>>

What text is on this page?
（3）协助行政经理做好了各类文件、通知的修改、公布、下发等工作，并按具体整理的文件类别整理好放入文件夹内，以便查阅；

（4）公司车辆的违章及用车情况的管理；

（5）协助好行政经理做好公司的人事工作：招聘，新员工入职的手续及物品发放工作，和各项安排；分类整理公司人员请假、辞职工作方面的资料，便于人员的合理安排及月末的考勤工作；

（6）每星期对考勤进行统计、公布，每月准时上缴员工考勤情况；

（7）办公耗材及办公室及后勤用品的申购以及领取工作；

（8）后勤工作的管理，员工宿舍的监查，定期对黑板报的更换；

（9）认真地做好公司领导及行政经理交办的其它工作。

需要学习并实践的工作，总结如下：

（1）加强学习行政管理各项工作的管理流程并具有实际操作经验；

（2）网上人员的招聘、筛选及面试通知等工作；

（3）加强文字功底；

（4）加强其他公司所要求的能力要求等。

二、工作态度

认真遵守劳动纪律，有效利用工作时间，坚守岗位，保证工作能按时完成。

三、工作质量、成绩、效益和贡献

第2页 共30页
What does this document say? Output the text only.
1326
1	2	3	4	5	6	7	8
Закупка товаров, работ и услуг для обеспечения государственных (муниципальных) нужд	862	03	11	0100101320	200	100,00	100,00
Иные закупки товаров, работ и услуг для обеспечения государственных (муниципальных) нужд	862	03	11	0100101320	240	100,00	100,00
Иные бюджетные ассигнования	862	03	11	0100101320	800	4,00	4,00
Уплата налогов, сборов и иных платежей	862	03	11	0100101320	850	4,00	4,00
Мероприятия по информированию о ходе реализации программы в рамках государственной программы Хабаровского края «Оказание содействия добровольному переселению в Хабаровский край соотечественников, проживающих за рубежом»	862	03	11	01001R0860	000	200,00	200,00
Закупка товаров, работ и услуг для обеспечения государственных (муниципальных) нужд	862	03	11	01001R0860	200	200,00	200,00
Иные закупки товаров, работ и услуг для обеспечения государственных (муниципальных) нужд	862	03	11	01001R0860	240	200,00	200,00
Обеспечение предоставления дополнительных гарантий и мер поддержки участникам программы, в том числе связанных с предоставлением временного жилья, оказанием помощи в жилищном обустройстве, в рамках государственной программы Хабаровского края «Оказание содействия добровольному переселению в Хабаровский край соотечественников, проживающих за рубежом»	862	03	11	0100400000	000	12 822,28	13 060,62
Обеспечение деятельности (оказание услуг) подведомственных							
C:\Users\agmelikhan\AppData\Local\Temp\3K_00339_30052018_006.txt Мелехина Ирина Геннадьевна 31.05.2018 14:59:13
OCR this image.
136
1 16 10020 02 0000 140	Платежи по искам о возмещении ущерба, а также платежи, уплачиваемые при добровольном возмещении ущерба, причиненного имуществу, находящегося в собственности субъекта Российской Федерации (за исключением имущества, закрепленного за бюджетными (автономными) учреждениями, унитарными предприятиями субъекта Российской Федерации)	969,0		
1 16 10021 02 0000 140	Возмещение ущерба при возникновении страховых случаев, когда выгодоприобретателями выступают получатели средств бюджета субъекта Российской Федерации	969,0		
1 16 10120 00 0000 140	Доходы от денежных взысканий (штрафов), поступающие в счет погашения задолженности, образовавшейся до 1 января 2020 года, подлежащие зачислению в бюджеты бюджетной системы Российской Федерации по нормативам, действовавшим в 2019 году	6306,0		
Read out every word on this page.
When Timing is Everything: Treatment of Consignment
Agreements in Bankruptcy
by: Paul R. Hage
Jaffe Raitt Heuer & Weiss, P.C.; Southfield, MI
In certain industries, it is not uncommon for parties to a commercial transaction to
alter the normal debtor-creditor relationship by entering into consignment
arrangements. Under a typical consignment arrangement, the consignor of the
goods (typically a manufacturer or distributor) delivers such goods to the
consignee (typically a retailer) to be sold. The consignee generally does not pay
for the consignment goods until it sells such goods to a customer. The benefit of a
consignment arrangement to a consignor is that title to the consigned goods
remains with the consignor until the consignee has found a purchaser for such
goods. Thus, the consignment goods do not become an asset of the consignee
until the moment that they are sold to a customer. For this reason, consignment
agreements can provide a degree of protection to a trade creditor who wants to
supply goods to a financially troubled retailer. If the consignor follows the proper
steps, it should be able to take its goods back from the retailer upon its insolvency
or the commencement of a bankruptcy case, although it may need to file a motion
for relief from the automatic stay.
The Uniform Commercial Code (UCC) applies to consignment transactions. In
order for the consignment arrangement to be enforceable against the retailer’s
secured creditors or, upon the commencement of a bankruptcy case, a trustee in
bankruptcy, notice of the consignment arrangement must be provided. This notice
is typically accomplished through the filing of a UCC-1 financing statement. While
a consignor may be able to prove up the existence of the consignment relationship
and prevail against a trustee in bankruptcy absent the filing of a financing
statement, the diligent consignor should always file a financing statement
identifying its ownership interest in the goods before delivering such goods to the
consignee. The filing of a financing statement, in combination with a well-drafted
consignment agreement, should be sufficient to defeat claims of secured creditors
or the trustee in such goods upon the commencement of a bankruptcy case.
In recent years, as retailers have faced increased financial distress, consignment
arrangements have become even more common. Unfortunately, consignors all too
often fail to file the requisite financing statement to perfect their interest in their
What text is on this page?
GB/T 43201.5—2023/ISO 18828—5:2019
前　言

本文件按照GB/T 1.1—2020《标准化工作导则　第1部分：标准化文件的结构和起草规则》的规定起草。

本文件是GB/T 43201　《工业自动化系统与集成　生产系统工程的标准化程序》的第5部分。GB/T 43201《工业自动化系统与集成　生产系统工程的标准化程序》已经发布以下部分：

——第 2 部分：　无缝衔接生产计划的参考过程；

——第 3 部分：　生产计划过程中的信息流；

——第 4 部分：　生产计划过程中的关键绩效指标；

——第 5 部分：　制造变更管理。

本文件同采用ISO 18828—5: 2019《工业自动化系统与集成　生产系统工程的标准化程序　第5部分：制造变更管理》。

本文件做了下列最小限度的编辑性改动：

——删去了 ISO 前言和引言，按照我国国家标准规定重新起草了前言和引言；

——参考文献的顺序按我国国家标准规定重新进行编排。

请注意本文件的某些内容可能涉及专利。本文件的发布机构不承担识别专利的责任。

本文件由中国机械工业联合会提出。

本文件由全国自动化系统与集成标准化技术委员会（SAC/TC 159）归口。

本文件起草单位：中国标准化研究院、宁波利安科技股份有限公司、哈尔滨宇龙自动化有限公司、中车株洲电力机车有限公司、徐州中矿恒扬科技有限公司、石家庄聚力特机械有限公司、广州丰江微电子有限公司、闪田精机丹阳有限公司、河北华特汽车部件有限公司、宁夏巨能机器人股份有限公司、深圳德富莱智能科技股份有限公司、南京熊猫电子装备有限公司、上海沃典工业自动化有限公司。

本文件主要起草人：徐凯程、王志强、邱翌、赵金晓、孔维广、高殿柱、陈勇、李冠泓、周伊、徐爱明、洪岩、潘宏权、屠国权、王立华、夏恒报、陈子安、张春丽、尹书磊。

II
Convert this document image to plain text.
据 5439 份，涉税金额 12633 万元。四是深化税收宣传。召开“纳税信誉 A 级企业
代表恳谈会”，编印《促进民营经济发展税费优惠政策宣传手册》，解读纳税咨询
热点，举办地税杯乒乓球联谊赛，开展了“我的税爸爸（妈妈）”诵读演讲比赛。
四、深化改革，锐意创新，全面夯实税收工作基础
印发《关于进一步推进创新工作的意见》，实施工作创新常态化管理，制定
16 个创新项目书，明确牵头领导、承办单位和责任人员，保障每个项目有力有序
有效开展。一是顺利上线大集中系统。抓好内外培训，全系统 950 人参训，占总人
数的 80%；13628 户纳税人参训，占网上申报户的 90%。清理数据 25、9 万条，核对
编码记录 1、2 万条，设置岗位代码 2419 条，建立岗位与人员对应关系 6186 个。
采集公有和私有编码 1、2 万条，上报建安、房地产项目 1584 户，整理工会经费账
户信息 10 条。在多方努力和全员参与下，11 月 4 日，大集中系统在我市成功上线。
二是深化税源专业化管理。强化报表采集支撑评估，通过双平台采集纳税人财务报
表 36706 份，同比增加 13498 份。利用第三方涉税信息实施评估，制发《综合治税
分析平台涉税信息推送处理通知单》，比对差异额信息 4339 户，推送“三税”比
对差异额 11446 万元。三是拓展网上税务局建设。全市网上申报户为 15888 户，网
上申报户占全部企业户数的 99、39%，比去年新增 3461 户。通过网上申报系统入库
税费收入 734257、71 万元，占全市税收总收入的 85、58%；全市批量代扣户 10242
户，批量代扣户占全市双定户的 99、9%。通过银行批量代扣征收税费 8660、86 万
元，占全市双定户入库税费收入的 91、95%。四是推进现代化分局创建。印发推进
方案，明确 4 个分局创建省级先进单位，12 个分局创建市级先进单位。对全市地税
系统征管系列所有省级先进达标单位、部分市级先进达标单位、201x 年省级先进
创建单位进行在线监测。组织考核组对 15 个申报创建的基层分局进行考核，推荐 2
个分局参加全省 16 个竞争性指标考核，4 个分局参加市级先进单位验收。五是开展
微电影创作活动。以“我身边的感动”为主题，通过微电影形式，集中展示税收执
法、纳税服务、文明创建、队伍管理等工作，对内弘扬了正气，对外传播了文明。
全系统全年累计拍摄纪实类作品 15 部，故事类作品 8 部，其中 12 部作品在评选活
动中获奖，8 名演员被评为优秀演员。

<<

** Instructions for the task **
Give again only the lines starting at the one that contains "Convert this document image to plain text." and running to the end of the data.

** Response **
Convert this document image to plain text.
据 5439 份，涉税金额 12633 万元。四是深化税收宣传。召开“纳税信誉 A 级企业
代表恳谈会”，编印《促进民营经济发展税费优惠政策宣传手册》，解读纳税咨询
热点，举办地税杯乒乓球联谊赛，开展了“我的税爸爸（妈妈）”诵读演讲比赛。
四、深化改革，锐意创新，全面夯实税收工作基础
印发《关于进一步推进创新工作的意见》，实施工作创新常态化管理，制定
16 个创新项目书，明确牵头领导、承办单位和责任人员，保障每个项目有力有序
有效开展。一是顺利上线大集中系统。抓好内外培训，全系统 950 人参训，占总人
数的 80%；13628 户纳税人参训，占网上申报户的 90%。清理数据 25、9 万条，核对
编码记录 1、2 万条，设置岗位代码 2419 条，建立岗位与人员对应关系 6186 个。
采集公有和私有编码 1、2 万条，上报建安、房地产项目 1584 户，整理工会经费账
户信息 10 条。在多方努力和全员参与下，11 月 4 日，大集中系统在我市成功上线。
二是深化税源专业化管理。强化报表采集支撑评估，通过双平台采集纳税人财务报
表 36706 份，同比增加 13498 份。利用第三方涉税信息实施评估，制发《综合治税
分析平台涉税信息推送处理通知单》，比对差异额信息 4339 户，推送“三税”比
对差异额 11446 万元。三是拓展网上税务局建设。全市网上申报户为 15888 户，网
上申报户占全部企业户数的 99、39%，比去年新增 3461 户。通过网上申报系统入库
税费收入 734257、71 万元，占全市税收总收入的 85、58%；全市批量代扣户 10242
户，批量代扣户占全市双定户的 99、9%。通过银行批量代扣征收税费 8660、86 万
元，占全市双定户入库税费收入的 91、95%。四是推进现代化分局创建。印发推进
方案，明确 4 个分局创建省级先进单位，12 个分局创建市级先进单位。对全市地税
系统征管系列所有省级先进达标单位、部分市级先进达标单位、201x 年省级先进
创建单位进行在线监测。组织考核组对 15 个申报创建的基层分局进行考核，推荐 2
个分局参加全省 16 个竞争性指标考核，4 个分局参加市级先进单位验收。五是开展
微电影创作活动。以“我身边的感动”为主题，通过微电影形式，集中展示税收执
法、纳税服务、文明创建、队伍管理等工作，对内弘扬了正气，对外传播了文明。
全系统全年累计拍摄纪实类作品 15 部，故事类作品 8 部，其中 12 部作品在评选活
动中获奖，8 名演员被评为优秀演员。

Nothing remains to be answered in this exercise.